DIRECTIONS FOR THIS TASK:
Locate every line in the records below that holds the word "screenshot" and return each one.

DATASET RECORDS:
==============================

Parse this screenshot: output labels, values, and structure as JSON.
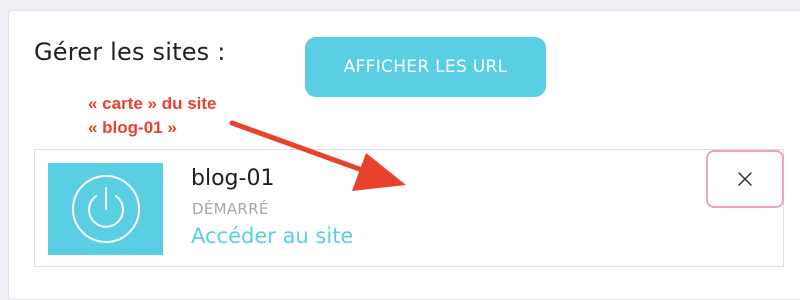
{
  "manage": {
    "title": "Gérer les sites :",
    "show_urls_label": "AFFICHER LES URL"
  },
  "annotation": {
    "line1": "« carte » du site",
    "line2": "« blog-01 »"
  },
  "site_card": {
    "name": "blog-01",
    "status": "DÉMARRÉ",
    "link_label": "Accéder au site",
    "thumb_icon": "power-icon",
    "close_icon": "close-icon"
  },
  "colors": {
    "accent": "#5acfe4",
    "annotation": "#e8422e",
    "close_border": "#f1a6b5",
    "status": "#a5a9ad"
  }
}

==============================

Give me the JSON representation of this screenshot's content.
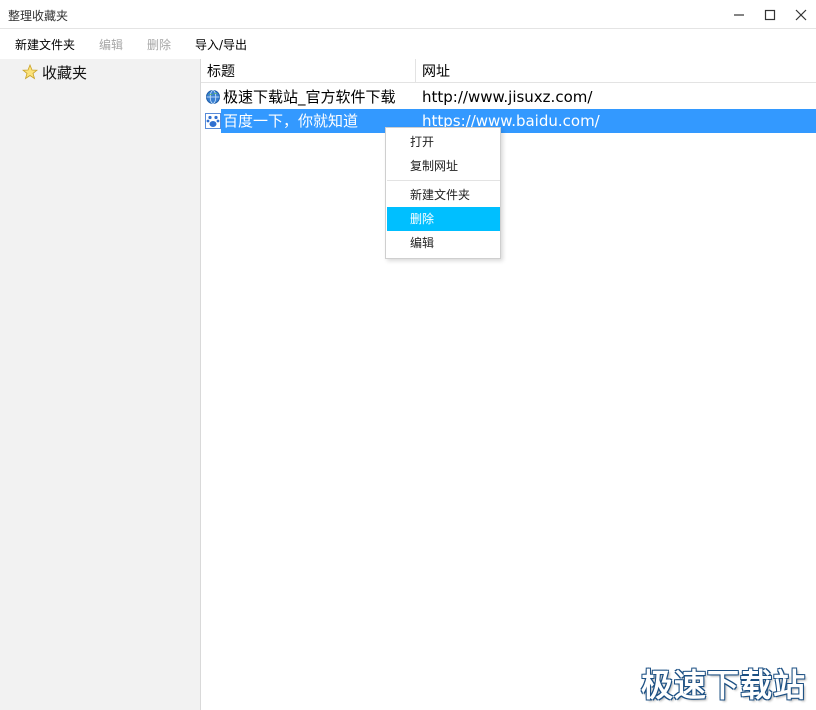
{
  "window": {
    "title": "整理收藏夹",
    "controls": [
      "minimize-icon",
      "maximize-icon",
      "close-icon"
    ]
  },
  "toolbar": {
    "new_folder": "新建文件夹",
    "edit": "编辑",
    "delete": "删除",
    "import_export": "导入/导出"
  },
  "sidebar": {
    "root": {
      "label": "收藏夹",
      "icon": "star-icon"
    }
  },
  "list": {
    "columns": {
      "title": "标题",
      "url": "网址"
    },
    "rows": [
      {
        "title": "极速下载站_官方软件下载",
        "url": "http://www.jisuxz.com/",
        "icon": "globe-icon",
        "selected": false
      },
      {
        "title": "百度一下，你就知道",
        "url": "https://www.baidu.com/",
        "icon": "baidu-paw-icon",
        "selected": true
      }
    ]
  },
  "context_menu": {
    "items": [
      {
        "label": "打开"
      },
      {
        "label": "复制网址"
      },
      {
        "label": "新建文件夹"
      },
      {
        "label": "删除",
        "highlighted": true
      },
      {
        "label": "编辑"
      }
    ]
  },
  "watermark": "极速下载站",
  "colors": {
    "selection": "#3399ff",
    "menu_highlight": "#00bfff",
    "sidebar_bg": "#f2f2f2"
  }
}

==============================

SOLUTION TO THIS PROBLEM:
Parse this screenshot: output labels, values, and structure as JSON.
Give me the JSON representation of this screenshot's content.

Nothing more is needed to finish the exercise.